Extract every line below, verbatim.

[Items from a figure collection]
○ ○ ○ ○ ○ ○ ○

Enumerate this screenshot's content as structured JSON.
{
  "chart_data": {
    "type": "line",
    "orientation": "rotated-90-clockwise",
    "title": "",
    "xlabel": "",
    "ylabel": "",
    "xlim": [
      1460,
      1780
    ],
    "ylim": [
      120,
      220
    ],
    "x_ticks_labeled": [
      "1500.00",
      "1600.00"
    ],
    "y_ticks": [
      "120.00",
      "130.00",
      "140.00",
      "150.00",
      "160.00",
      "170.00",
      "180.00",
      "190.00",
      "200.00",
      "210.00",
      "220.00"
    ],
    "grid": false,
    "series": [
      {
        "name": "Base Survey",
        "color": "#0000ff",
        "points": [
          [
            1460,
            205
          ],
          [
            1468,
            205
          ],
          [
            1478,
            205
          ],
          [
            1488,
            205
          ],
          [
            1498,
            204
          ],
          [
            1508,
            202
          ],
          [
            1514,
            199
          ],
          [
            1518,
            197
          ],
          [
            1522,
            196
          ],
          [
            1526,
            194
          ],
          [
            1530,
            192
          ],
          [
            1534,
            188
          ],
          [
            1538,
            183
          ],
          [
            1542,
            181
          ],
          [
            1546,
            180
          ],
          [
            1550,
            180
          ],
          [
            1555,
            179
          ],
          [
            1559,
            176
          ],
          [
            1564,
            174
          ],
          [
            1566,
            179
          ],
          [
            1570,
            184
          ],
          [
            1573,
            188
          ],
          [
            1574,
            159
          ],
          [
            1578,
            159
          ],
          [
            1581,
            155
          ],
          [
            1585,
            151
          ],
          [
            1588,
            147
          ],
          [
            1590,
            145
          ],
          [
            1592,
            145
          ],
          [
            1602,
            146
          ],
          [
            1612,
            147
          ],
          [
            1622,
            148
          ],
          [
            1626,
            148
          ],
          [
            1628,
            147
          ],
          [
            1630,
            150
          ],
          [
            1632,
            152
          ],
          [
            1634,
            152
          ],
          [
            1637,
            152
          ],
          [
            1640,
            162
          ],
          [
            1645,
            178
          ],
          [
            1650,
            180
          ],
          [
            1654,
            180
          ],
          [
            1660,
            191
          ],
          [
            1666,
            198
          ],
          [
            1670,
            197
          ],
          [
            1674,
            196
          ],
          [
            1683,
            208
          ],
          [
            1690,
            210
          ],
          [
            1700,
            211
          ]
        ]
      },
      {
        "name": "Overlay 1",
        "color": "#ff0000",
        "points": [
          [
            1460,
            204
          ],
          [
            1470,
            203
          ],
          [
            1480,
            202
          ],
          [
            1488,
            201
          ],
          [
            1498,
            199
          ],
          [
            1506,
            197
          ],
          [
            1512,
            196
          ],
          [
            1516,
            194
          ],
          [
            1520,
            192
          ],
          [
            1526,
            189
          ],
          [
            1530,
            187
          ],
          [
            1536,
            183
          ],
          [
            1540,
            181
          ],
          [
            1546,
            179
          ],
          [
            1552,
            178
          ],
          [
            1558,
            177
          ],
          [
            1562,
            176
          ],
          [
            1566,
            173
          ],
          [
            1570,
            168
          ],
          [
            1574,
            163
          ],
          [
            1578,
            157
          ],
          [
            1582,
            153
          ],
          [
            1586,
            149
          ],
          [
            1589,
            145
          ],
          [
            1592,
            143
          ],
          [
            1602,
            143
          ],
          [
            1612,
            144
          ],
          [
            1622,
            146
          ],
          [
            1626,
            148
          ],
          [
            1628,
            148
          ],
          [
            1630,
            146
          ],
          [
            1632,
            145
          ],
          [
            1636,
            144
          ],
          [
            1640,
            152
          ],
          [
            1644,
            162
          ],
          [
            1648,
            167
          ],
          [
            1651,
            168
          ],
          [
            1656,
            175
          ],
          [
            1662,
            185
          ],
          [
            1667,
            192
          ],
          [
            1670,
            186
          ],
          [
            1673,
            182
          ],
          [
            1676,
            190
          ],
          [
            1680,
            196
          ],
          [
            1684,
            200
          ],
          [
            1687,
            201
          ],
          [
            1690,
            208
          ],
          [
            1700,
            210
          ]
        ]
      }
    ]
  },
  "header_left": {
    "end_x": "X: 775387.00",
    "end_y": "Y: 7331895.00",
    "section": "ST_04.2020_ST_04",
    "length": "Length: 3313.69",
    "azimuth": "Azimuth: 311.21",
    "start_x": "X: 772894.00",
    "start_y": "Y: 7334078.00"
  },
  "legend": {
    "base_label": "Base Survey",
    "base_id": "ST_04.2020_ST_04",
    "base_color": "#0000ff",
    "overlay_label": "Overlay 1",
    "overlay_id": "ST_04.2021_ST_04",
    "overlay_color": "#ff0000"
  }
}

○ ○ ○ ○ ○ ○ ○

Written answer
Enumerate this screenshot's content as structured JSON.
{
  "chart_data": {
    "type": "line",
    "orientation": "rotated-90-clockwise",
    "title": "",
    "xlabel": "",
    "ylabel": "",
    "xlim": [
      1460,
      1780
    ],
    "ylim": [
      120,
      220
    ],
    "x_ticks_labeled": [
      "1500.00",
      "1600.00"
    ],
    "y_ticks": [
      "120.00",
      "130.00",
      "140.00",
      "150.00",
      "160.00",
      "170.00",
      "180.00",
      "190.00",
      "200.00",
      "210.00",
      "220.00"
    ],
    "grid": false,
    "series": [
      {
        "name": "Base Survey",
        "color": "#0000ff",
        "points": [
          [
            1460,
            205
          ],
          [
            1468,
            205
          ],
          [
            1478,
            205
          ],
          [
            1488,
            205
          ],
          [
            1498,
            204
          ],
          [
            1508,
            202
          ],
          [
            1514,
            199
          ],
          [
            1518,
            197
          ],
          [
            1522,
            196
          ],
          [
            1526,
            194
          ],
          [
            1530,
            192
          ],
          [
            1534,
            188
          ],
          [
            1538,
            183
          ],
          [
            1542,
            181
          ],
          [
            1546,
            180
          ],
          [
            1550,
            180
          ],
          [
            1555,
            179
          ],
          [
            1559,
            176
          ],
          [
            1564,
            174
          ],
          [
            1566,
            179
          ],
          [
            1570,
            184
          ],
          [
            1573,
            188
          ],
          [
            1574,
            159
          ],
          [
            1578,
            159
          ],
          [
            1581,
            155
          ],
          [
            1585,
            151
          ],
          [
            1588,
            147
          ],
          [
            1590,
            145
          ],
          [
            1592,
            145
          ],
          [
            1602,
            146
          ],
          [
            1612,
            147
          ],
          [
            1622,
            148
          ],
          [
            1626,
            148
          ],
          [
            1628,
            147
          ],
          [
            1630,
            150
          ],
          [
            1632,
            152
          ],
          [
            1634,
            152
          ],
          [
            1637,
            152
          ],
          [
            1640,
            162
          ],
          [
            1645,
            178
          ],
          [
            1650,
            180
          ],
          [
            1654,
            180
          ],
          [
            1660,
            191
          ],
          [
            1666,
            198
          ],
          [
            1670,
            197
          ],
          [
            1674,
            196
          ],
          [
            1683,
            208
          ],
          [
            1690,
            210
          ],
          [
            1700,
            211
          ]
        ]
      },
      {
        "name": "Overlay 1",
        "color": "#ff0000",
        "points": [
          [
            1460,
            204
          ],
          [
            1470,
            203
          ],
          [
            1480,
            202
          ],
          [
            1488,
            201
          ],
          [
            1498,
            199
          ],
          [
            1506,
            197
          ],
          [
            1512,
            196
          ],
          [
            1516,
            194
          ],
          [
            1520,
            192
          ],
          [
            1526,
            189
          ],
          [
            1530,
            187
          ],
          [
            1536,
            183
          ],
          [
            1540,
            181
          ],
          [
            1546,
            179
          ],
          [
            1552,
            178
          ],
          [
            1558,
            177
          ],
          [
            1562,
            176
          ],
          [
            1566,
            173
          ],
          [
            1570,
            168
          ],
          [
            1574,
            163
          ],
          [
            1578,
            157
          ],
          [
            1582,
            153
          ],
          [
            1586,
            149
          ],
          [
            1589,
            145
          ],
          [
            1592,
            143
          ],
          [
            1602,
            143
          ],
          [
            1612,
            144
          ],
          [
            1622,
            146
          ],
          [
            1626,
            148
          ],
          [
            1628,
            148
          ],
          [
            1630,
            146
          ],
          [
            1632,
            145
          ],
          [
            1636,
            144
          ],
          [
            1640,
            152
          ],
          [
            1644,
            162
          ],
          [
            1648,
            167
          ],
          [
            1651,
            168
          ],
          [
            1656,
            175
          ],
          [
            1662,
            185
          ],
          [
            1667,
            192
          ],
          [
            1670,
            186
          ],
          [
            1673,
            182
          ],
          [
            1676,
            190
          ],
          [
            1680,
            196
          ],
          [
            1684,
            200
          ],
          [
            1687,
            201
          ],
          [
            1690,
            208
          ],
          [
            1700,
            210
          ]
        ]
      }
    ]
  },
  "header_left": {
    "end_x": "X: 775387.00",
    "end_y": "Y: 7331895.00",
    "section": "ST_04.2020_ST_04",
    "length": "Length: 3313.69",
    "azimuth": "Azimuth: 311.21",
    "start_x": "X: 772894.00",
    "start_y": "Y: 7334078.00"
  },
  "legend": {
    "base_label": "Base Survey",
    "base_id": "ST_04.2020_ST_04",
    "base_color": "#0000ff",
    "overlay_label": "Overlay 1",
    "overlay_id": "ST_04.2021_ST_04",
    "overlay_color": "#ff0000"
  }
}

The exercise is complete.